▶ Written task
Set down each record exactly as written.

▶ Source records
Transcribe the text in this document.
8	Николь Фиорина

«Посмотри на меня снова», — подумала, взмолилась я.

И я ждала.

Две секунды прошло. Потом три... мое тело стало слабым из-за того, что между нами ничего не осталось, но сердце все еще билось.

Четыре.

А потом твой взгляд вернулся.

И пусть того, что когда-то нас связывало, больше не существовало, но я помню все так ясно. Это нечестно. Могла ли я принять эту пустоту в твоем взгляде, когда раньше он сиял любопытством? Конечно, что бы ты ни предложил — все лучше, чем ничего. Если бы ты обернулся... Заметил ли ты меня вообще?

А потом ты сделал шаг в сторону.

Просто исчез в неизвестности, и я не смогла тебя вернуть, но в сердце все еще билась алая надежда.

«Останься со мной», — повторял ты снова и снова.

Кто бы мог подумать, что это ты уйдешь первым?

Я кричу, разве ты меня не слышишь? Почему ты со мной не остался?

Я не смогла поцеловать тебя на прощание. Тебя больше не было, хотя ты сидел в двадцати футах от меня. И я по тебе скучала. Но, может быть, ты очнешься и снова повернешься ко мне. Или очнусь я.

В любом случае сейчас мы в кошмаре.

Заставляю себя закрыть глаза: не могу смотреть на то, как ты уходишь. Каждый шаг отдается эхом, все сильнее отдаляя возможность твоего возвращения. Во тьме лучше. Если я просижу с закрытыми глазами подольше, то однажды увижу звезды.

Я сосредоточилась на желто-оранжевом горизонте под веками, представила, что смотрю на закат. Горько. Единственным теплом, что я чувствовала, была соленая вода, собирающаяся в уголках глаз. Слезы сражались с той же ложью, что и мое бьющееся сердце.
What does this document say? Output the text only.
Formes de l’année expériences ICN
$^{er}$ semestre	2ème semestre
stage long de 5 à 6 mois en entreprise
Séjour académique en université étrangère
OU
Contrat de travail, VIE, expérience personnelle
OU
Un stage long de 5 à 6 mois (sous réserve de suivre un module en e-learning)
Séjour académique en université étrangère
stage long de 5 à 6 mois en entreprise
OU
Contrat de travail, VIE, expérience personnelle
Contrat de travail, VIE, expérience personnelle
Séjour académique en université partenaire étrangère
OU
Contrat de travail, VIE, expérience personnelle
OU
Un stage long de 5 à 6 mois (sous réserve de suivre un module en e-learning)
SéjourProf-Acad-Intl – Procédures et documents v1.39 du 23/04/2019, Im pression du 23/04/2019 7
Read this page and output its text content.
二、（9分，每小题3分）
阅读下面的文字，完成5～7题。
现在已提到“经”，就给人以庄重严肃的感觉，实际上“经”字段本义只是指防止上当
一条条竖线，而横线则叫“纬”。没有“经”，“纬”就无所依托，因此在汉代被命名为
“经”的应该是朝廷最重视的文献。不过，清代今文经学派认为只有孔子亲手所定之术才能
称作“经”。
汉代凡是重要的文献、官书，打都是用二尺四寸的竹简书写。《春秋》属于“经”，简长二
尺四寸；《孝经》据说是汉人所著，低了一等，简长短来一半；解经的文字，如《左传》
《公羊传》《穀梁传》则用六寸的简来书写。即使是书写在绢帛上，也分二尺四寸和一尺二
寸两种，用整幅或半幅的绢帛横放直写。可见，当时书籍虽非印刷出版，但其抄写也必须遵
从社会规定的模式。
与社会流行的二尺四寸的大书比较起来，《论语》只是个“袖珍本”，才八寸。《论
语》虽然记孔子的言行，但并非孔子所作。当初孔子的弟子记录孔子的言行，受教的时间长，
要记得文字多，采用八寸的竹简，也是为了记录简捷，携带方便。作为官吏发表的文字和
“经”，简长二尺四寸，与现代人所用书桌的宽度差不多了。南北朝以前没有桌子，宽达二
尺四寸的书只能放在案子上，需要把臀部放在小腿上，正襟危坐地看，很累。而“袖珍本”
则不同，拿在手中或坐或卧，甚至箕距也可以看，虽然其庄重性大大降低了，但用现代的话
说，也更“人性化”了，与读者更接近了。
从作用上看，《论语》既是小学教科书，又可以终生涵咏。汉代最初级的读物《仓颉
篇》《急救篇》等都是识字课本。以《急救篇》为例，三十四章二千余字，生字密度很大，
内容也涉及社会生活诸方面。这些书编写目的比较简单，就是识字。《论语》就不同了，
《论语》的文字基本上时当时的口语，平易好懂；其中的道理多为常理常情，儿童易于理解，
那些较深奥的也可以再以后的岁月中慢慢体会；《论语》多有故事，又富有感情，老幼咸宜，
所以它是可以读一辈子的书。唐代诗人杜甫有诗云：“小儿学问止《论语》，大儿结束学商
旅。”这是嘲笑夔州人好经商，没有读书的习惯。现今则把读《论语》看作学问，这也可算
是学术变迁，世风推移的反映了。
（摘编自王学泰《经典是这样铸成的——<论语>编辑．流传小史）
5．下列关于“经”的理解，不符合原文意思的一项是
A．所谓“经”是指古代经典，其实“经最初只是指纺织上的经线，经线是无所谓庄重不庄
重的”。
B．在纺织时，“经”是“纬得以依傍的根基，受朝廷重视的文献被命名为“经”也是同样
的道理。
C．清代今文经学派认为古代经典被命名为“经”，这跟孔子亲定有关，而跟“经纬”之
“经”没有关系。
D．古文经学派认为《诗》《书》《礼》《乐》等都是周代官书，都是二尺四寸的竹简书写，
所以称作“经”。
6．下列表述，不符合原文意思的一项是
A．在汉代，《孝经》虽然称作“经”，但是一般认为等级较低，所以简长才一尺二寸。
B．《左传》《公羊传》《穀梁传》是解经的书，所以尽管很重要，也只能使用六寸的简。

▶ Task solution
Transcribe the text in this document.
8	Николь Фиорина

«Посмотри на меня снова», — подумала, взмолилась я.

И я ждала.

Две секунды прошло. Потом три... мое тело стало слабым из-за того, что между нами ничего не осталось, но сердце все еще билось.

Четыре.

А потом твой взгляд вернулся.

И пусть того, что когда-то нас связывало, больше не существовало, но я помню все так ясно. Это нечестно. Могла ли я принять эту пустоту в твоем взгляде, когда раньше он сиял любопытством? Конечно, что бы ты ни предложил — все лучше, чем ничего. Если бы ты обернулся... Заметил ли ты меня вообще?

А потом ты сделал шаг в сторону.

Просто исчез в неизвестности, и я не смогла тебя вернуть, но в сердце все еще билась алая надежда.

«Останься со мной», — повторял ты снова и снова.

Кто бы мог подумать, что это ты уйдешь первым?

Я кричу, разве ты меня не слышишь? Почему ты со мной не остался?

Я не смогла поцеловать тебя на прощание. Тебя больше не было, хотя ты сидел в двадцати футах от меня. И я по тебе скучала. Но, может быть, ты очнешься и снова повернешься ко мне. Или очнусь я.

В любом случае сейчас мы в кошмаре.

Заставляю себя закрыть глаза: не могу смотреть на то, как ты уходишь. Каждый шаг отдается эхом, все сильнее отдаляя возможность твоего возвращения. Во тьме лучше. Если я просижу с закрытыми глазами подольше, то однажды увижу звезды.

Я сосредоточилась на желто-оранжевом горизонте под веками, представила, что смотрю на закат. Горько. Единственным теплом, что я чувствовала, была соленая вода, собирающаяся в уголках глаз. Слезы сражались с той же ложью, что и мое бьющееся сердце.
What does this document say? Output the text only.
Formes de l’année expériences ICN
$^{er}$ semestre	2ème semestre
stage long de 5 à 6 mois en entreprise
Séjour académique en université étrangère
OU
Contrat de travail, VIE, expérience personnelle
OU
Un stage long de 5 à 6 mois (sous réserve de suivre un module en e-learning)
Séjour académique en université étrangère
stage long de 5 à 6 mois en entreprise
OU
Contrat de travail, VIE, expérience personnelle
Contrat de travail, VIE, expérience personnelle
Séjour académique en université partenaire étrangère
OU
Contrat de travail, VIE, expérience personnelle
OU
Un stage long de 5 à 6 mois (sous réserve de suivre un module en e-learning)
SéjourProf-Acad-Intl – Procédures et documents v1.39 du 23/04/2019, Im pression du 23/04/2019 7
Read this page and output its text content.
二、（9分，每小题3分）
阅读下面的文字，完成5～7题。
现在已提到“经”，就给人以庄重严肃的感觉，实际上“经”字段本义只是指防止上当
一条条竖线，而横线则叫“纬”。没有“经”，“纬”就无所依托，因此在汉代被命名为
“经”的应该是朝廷最重视的文献。不过，清代今文经学派认为只有孔子亲手所定之术才能
称作“经”。
汉代凡是重要的文献、官书，打都是用二尺四寸的竹简书写。《春秋》属于“经”，简长二
尺四寸；《孝经》据说是汉人所著，低了一等，简长短来一半；解经的文字，如《左传》
《公羊传》《穀梁传》则用六寸的简来书写。即使是书写在绢帛上，也分二尺四寸和一尺二
寸两种，用整幅或半幅的绢帛横放直写。可见，当时书籍虽非印刷出版，但其抄写也必须遵
从社会规定的模式。
与社会流行的二尺四寸的大书比较起来，《论语》只是个“袖珍本”，才八寸。《论
语》虽然记孔子的言行，但并非孔子所作。当初孔子的弟子记录孔子的言行，受教的时间长，
要记得文字多，采用八寸的竹简，也是为了记录简捷，携带方便。作为官吏发表的文字和
“经”，简长二尺四寸，与现代人所用书桌的宽度差不多了。南北朝以前没有桌子，宽达二
尺四寸的书只能放在案子上，需要把臀部放在小腿上，正襟危坐地看，很累。而“袖珍本”
则不同，拿在手中或坐或卧，甚至箕距也可以看，虽然其庄重性大大降低了，但用现代的话
说，也更“人性化”了，与读者更接近了。
从作用上看，《论语》既是小学教科书，又可以终生涵咏。汉代最初级的读物《仓颉
篇》《急救篇》等都是识字课本。以《急救篇》为例，三十四章二千余字，生字密度很大，
内容也涉及社会生活诸方面。这些书编写目的比较简单，就是识字。《论语》就不同了，
《论语》的文字基本上时当时的口语，平易好懂；其中的道理多为常理常情，儿童易于理解，
那些较深奥的也可以再以后的岁月中慢慢体会；《论语》多有故事，又富有感情，老幼咸宜，
所以它是可以读一辈子的书。唐代诗人杜甫有诗云：“小儿学问止《论语》，大儿结束学商
旅。”这是嘲笑夔州人好经商，没有读书的习惯。现今则把读《论语》看作学问，这也可算
是学术变迁，世风推移的反映了。
（摘编自王学泰《经典是这样铸成的——<论语>编辑．流传小史）
5．下列关于“经”的理解，不符合原文意思的一项是
A．所谓“经”是指古代经典，其实“经最初只是指纺织上的经线，经线是无所谓庄重不庄
重的”。
B．在纺织时，“经”是“纬得以依傍的根基，受朝廷重视的文献被命名为“经”也是同样
的道理。
C．清代今文经学派认为古代经典被命名为“经”，这跟孔子亲定有关，而跟“经纬”之
“经”没有关系。
D．古文经学派认为《诗》《书》《礼》《乐》等都是周代官书，都是二尺四寸的竹简书写，
所以称作“经”。
6．下列表述，不符合原文意思的一项是
A．在汉代，《孝经》虽然称作“经”，但是一般认为等级较低，所以简长才一尺二寸。
B．《左传》《公羊传》《穀梁传》是解经的书，所以尽管很重要，也只能使用六寸的简。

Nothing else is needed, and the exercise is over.